__WHAT YOU ARE ASKED TO DO__
Output the lines from the line containing "1022, 1617, 1157]" through the line containing "heart-sticker-icon[interactable] bbox=[1566, 1119, 1607, 1157]", copying them exactly.

^^^^^^^^^^^^^^^^

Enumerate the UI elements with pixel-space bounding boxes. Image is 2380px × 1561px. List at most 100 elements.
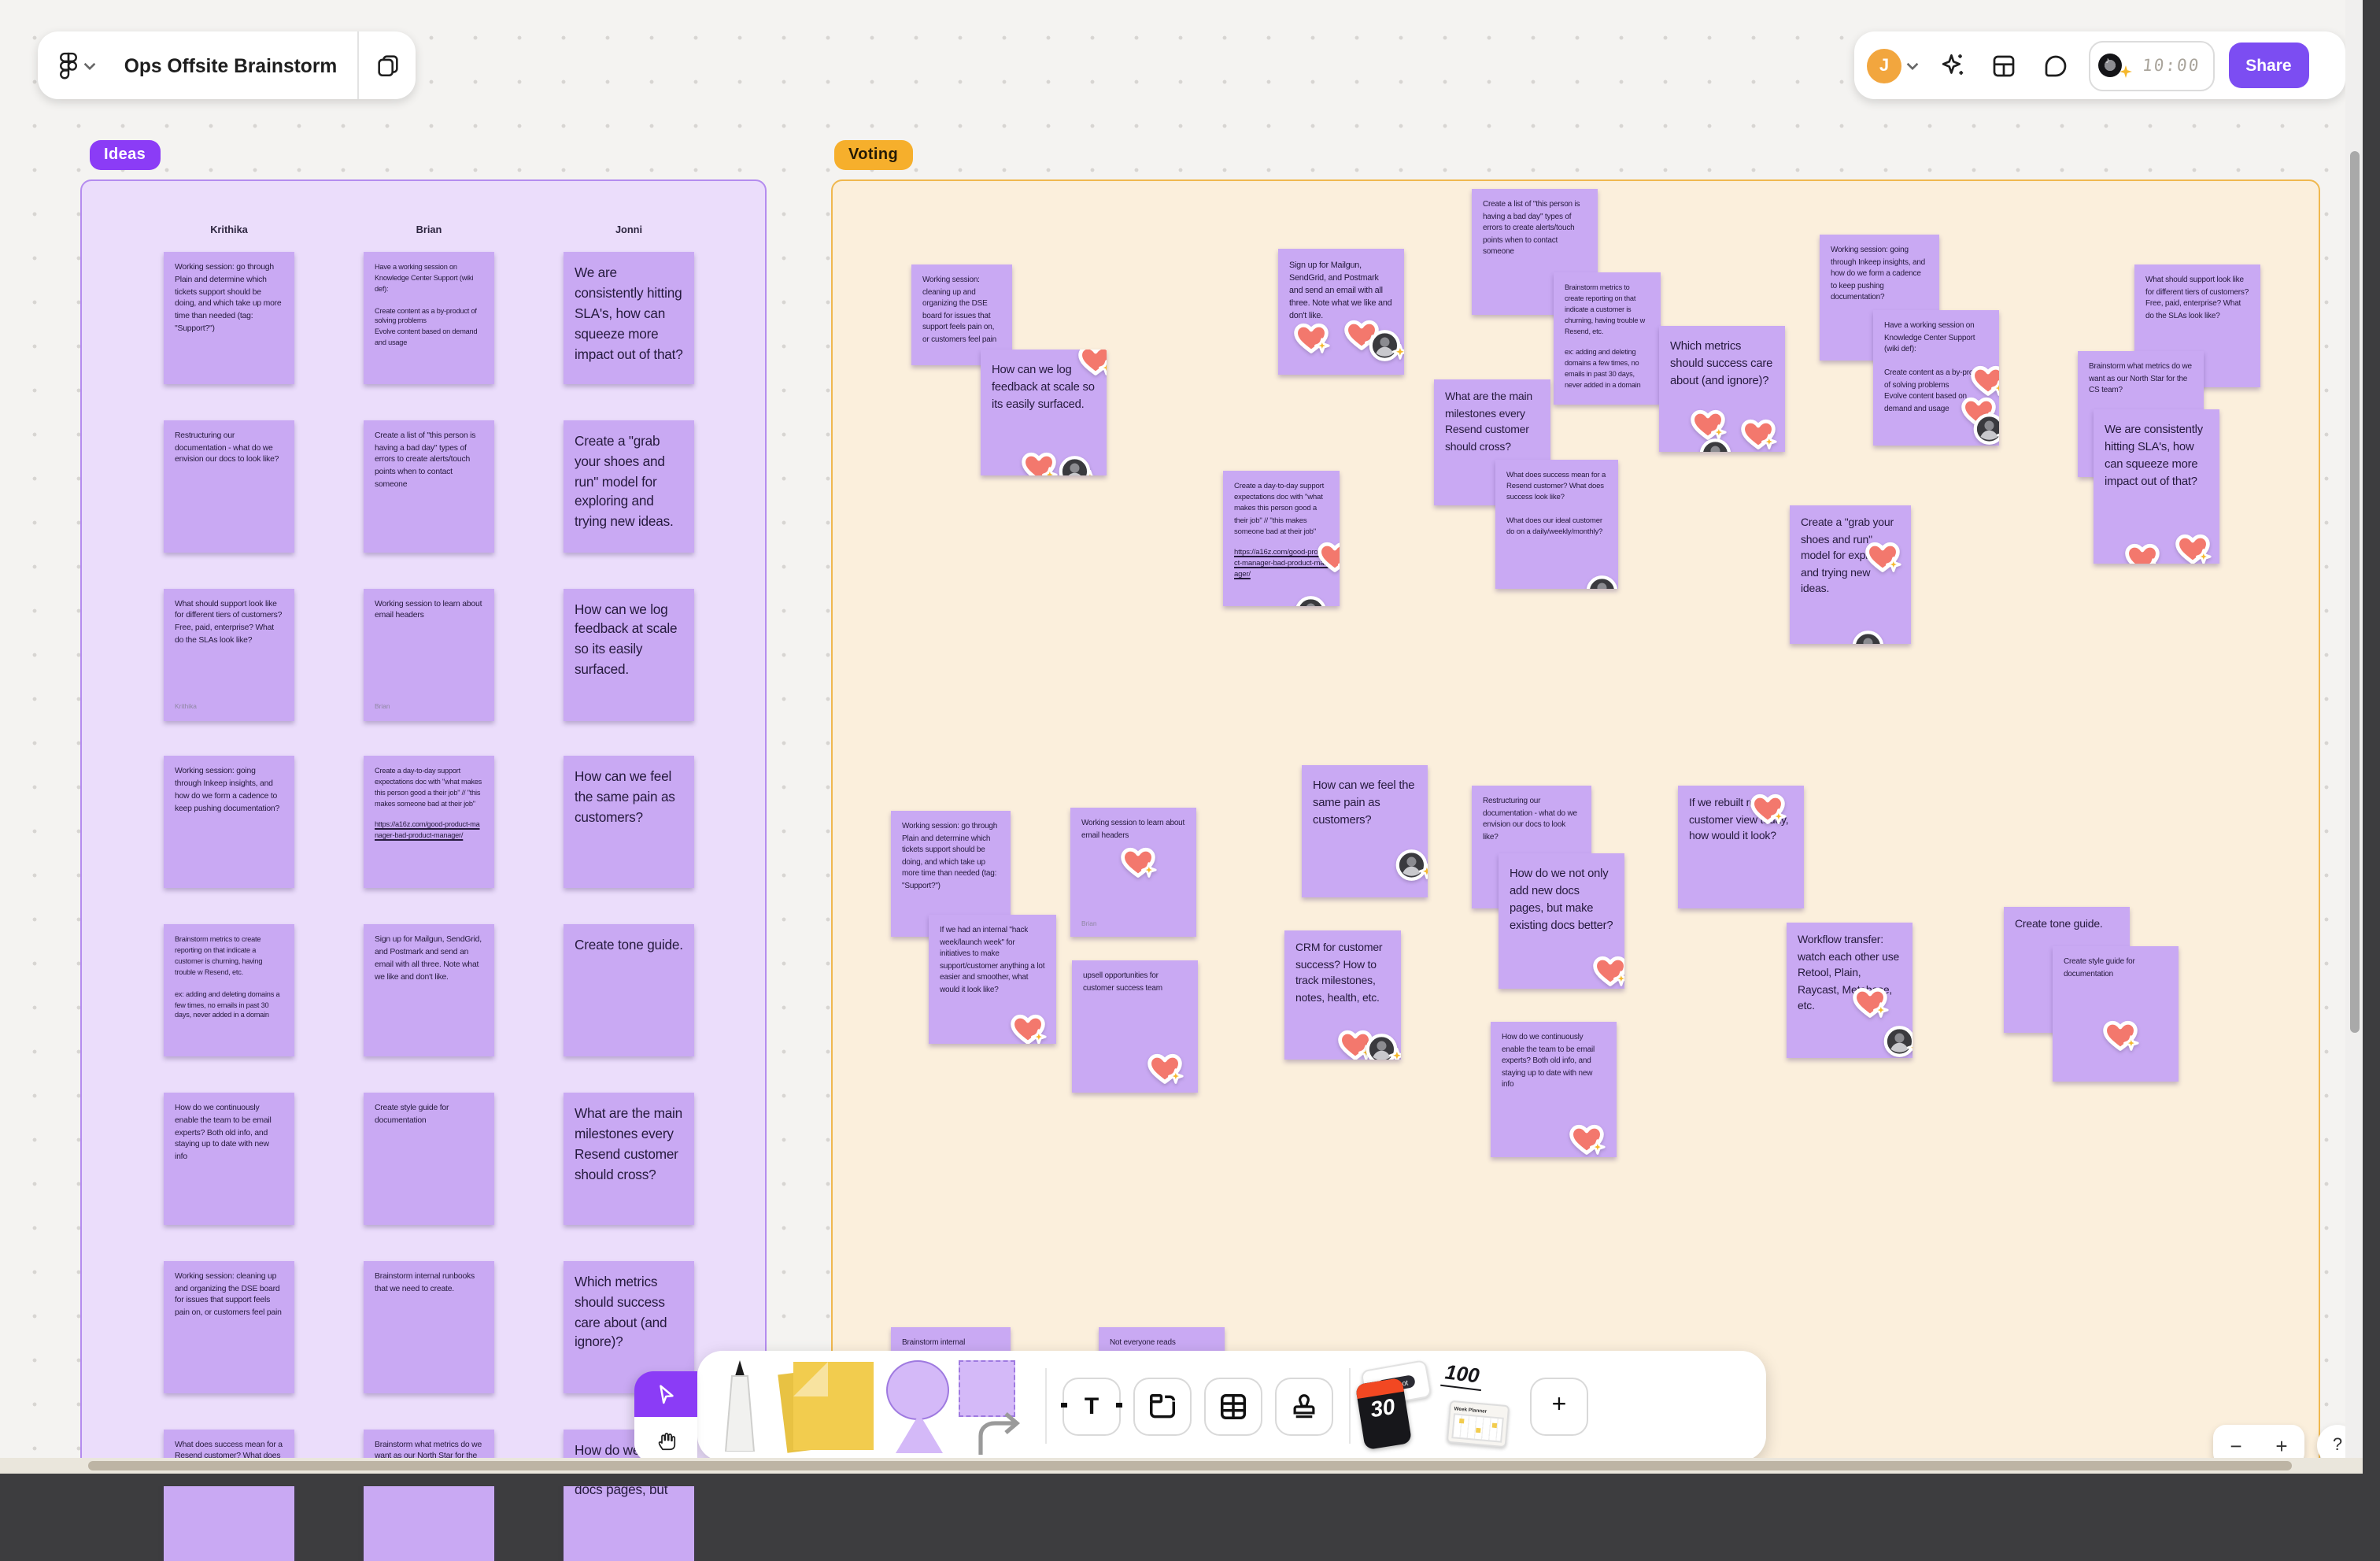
sticky-note[interactable]: How do we continuously enable the team t… bbox=[1491, 1022, 1617, 1157]
heart-sticker-icon[interactable] bbox=[1144, 1049, 1185, 1092]
duplicate-file-button[interactable] bbox=[359, 31, 416, 99]
voting-section-label[interactable]: Voting bbox=[834, 140, 913, 170]
ai-sparkle-button[interactable] bbox=[1933, 50, 1971, 80]
avatar-sticker-icon[interactable] bbox=[1584, 573, 1618, 589]
zoom-in-button[interactable]: + bbox=[2275, 1433, 2287, 1457]
heart-sticker-icon[interactable] bbox=[1566, 1119, 1607, 1157]
heart-sticker-icon[interactable] bbox=[2172, 529, 2213, 564]
heart-sticker-icon[interactable] bbox=[2100, 1015, 2141, 1059]
avatar-sticker-icon[interactable] bbox=[1971, 411, 1999, 446]
table-tool-button[interactable] bbox=[1204, 1377, 1262, 1435]
avatar-sticker-icon[interactable] bbox=[1292, 594, 1335, 606]
hand-tool-button[interactable] bbox=[634, 1417, 697, 1463]
sticky-note[interactable]: Sign up for Mailgun, SendGrid, and Postm… bbox=[364, 924, 494, 1057]
sticky-note[interactable]: Have a working session on Knowledge Cent… bbox=[1873, 310, 1999, 446]
heart-sticker-icon[interactable] bbox=[1738, 414, 1779, 452]
sticky-note[interactable]: If we rebuilt retool customer view today… bbox=[1678, 786, 1804, 908]
avatar-sticker-icon[interactable] bbox=[1393, 847, 1428, 888]
file-title[interactable]: Ops Offsite Brainstorm bbox=[110, 54, 351, 76]
heart-sticker-icon[interactable] bbox=[1291, 318, 1332, 361]
heart-sticker-icon[interactable] bbox=[1075, 350, 1107, 383]
sticky-note[interactable]: CRM for customer success? How to track m… bbox=[1284, 930, 1401, 1060]
sticky-note[interactable]: Have a working session on Knowledge Cent… bbox=[364, 252, 494, 384]
select-tool-button[interactable] bbox=[634, 1371, 697, 1417]
sticky-note[interactable]: Create a day-to-day support expectations… bbox=[364, 756, 494, 889]
horizontal-scrollbar-thumb[interactable] bbox=[88, 1461, 2292, 1470]
timer-widget[interactable]: 10:00 bbox=[2089, 40, 2215, 91]
sticky-note[interactable]: Brainstorm metrics to create reporting o… bbox=[164, 924, 294, 1057]
sticky-note[interactable]: upsell opportunities for customer succes… bbox=[1072, 960, 1198, 1093]
sticky-note[interactable]: Working session: cleaning up and organiz… bbox=[164, 1260, 294, 1393]
sticky-note[interactable]: How can we feel the same pain as custome… bbox=[564, 756, 694, 889]
sticky-note[interactable]: Create a list of "this person is having … bbox=[364, 420, 494, 553]
section-tool-button[interactable] bbox=[1133, 1377, 1192, 1435]
sticky-note[interactable]: Create style guide for documentation bbox=[364, 1093, 494, 1225]
templates-button[interactable] bbox=[1985, 51, 2023, 80]
sticky-note[interactable]: How can we log feedback at scale so its … bbox=[564, 588, 694, 721]
figjam-canvas[interactable]: Ideas Voting Krithika Brian Jonni Working … bbox=[0, 0, 2380, 1561]
sticky-note[interactable]: We are consistently hitting SLA's, how c… bbox=[2094, 409, 2219, 564]
heart-sticker-icon[interactable] bbox=[1118, 842, 1159, 886]
sticky-note[interactable]: Working session to learn about email hea… bbox=[364, 588, 494, 721]
heart-sticker-icon[interactable] bbox=[1018, 447, 1059, 475]
text-tool-button[interactable]: T bbox=[1061, 1377, 1122, 1435]
sticky-note[interactable]: Workflow transfer: watch each other use … bbox=[1787, 923, 1913, 1058]
sticky-note[interactable]: What are the main milestones every Resen… bbox=[564, 1093, 694, 1225]
sticky-note[interactable]: Create a "grab your shoes and run" model… bbox=[1790, 505, 1911, 644]
ideas-section-label[interactable]: Ideas bbox=[90, 140, 161, 170]
avatar-sticker-icon[interactable] bbox=[1881, 1023, 1913, 1058]
sticky-note[interactable]: Create tone guide. bbox=[564, 924, 694, 1057]
sticky-note-link[interactable]: https://a16z.com/good-product-manager-ba… bbox=[375, 820, 483, 842]
comments-button[interactable] bbox=[2037, 51, 2075, 80]
vertical-scrollbar-thumb[interactable] bbox=[2349, 151, 2359, 1033]
heart-sticker-icon[interactable] bbox=[1850, 982, 1890, 1027]
avatar-sticker-icon[interactable] bbox=[1363, 1031, 1401, 1060]
heart-sticker-icon[interactable] bbox=[1862, 537, 1903, 582]
avatar-sticker-icon[interactable] bbox=[1697, 436, 1739, 452]
avatar-sticker-icon[interactable] bbox=[1850, 628, 1892, 644]
sticky-note[interactable]: How can we log feedback at scale so its … bbox=[981, 350, 1107, 475]
sticky-note[interactable]: If we had an internal "hack week/launch … bbox=[929, 915, 1056, 1044]
heart-sticker-icon[interactable] bbox=[1314, 537, 1340, 579]
hundred-points-sticker[interactable]: 100 bbox=[1440, 1359, 1484, 1392]
sticky-note[interactable]: What does success mean for a Resend cust… bbox=[164, 1429, 294, 1561]
sticky-note[interactable]: Brainstorm internal runbooks that we nee… bbox=[364, 1260, 494, 1393]
sticky-note[interactable]: Sign up for Mailgun, SendGrid, and Postm… bbox=[1278, 249, 1404, 375]
sticky-note[interactable]: Create a "grab your shoes and run" model… bbox=[564, 420, 694, 553]
stickers-library[interactable]: Jambot 30 100 Week Planner bbox=[1354, 1356, 1524, 1456]
sticky-note[interactable]: What does success mean for a Resend cust… bbox=[1495, 460, 1618, 589]
share-button[interactable]: Share bbox=[2228, 43, 2309, 88]
current-user-menu[interactable]: J bbox=[1867, 48, 1919, 83]
sticky-note[interactable]: How do we not only add new docs pages, b… bbox=[1499, 853, 1624, 989]
add-more-tools-button[interactable]: + bbox=[1530, 1377, 1588, 1435]
sticky-note[interactable]: Brainstorm metrics to create reporting o… bbox=[1554, 272, 1661, 405]
select-hand-tool-group[interactable] bbox=[634, 1371, 697, 1463]
sticky-note[interactable]: How do we continuously enable the team t… bbox=[164, 1093, 294, 1225]
square-shape-icon[interactable] bbox=[959, 1360, 1015, 1417]
sticky-note[interactable]: Working session: going through Inkeep in… bbox=[164, 756, 294, 889]
zoom-out-button[interactable]: − bbox=[2230, 1433, 2241, 1457]
sticky-note[interactable]: Create style guide for documentation bbox=[2053, 946, 2179, 1082]
ellipse-shape-icon[interactable] bbox=[886, 1360, 949, 1420]
user-avatar[interactable]: J bbox=[1867, 48, 1901, 83]
shape-tools[interactable] bbox=[883, 1357, 1033, 1455]
sticky-note[interactable]: We are consistently hitting SLA's, how c… bbox=[564, 252, 694, 384]
sticky-note[interactable]: Brainstorm what metrics do we want as ou… bbox=[364, 1429, 494, 1561]
sticky-note[interactable]: Restructuring our documentation - what d… bbox=[164, 420, 294, 553]
week-planner-sticker[interactable]: Week Planner bbox=[1446, 1400, 1510, 1448]
heart-sticker-icon[interactable] bbox=[1590, 951, 1624, 989]
sticky-note[interactable]: What should support look like for differ… bbox=[164, 588, 294, 721]
avatar-sticker-icon[interactable] bbox=[1366, 327, 1404, 368]
triangle-shape-icon[interactable] bbox=[896, 1414, 943, 1453]
main-menu-button[interactable] bbox=[38, 51, 110, 80]
stamp-tool-button[interactable] bbox=[1275, 1377, 1333, 1435]
sticky-note[interactable]: Working session to learn about email hea… bbox=[1070, 808, 1196, 937]
sticky-note[interactable]: How can we feel the same pain as custome… bbox=[1302, 765, 1428, 897]
calendar-sticker[interactable]: 30 bbox=[1354, 1377, 1413, 1451]
avatar-sticker-icon[interactable] bbox=[1056, 453, 1099, 475]
sticky-note[interactable]: Which metrics should success care about … bbox=[1659, 326, 1785, 452]
sticky-note[interactable]: Create a day-to-day support expectations… bbox=[1223, 471, 1340, 606]
heart-sticker-icon[interactable] bbox=[1747, 789, 1788, 834]
sticky-note[interactable]: Working session: go through Plain and de… bbox=[164, 252, 294, 384]
sticky-note-tool[interactable] bbox=[778, 1362, 874, 1453]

^^^^^^^^^^^^^^^^

__ANSWER TO THE TASK__
sticky-note[interactable]: How do we continuously enable the team t… bbox=[1491, 1022, 1617, 1157]
heart-sticker-icon[interactable] bbox=[1144, 1049, 1185, 1092]
duplicate-file-button[interactable] bbox=[359, 31, 416, 99]
voting-section-label[interactable]: Voting bbox=[834, 140, 913, 170]
ai-sparkle-button[interactable] bbox=[1933, 50, 1971, 80]
avatar-sticker-icon[interactable] bbox=[1584, 573, 1618, 589]
zoom-in-button[interactable]: + bbox=[2275, 1433, 2287, 1457]
heart-sticker-icon[interactable] bbox=[1566, 1119, 1607, 1157]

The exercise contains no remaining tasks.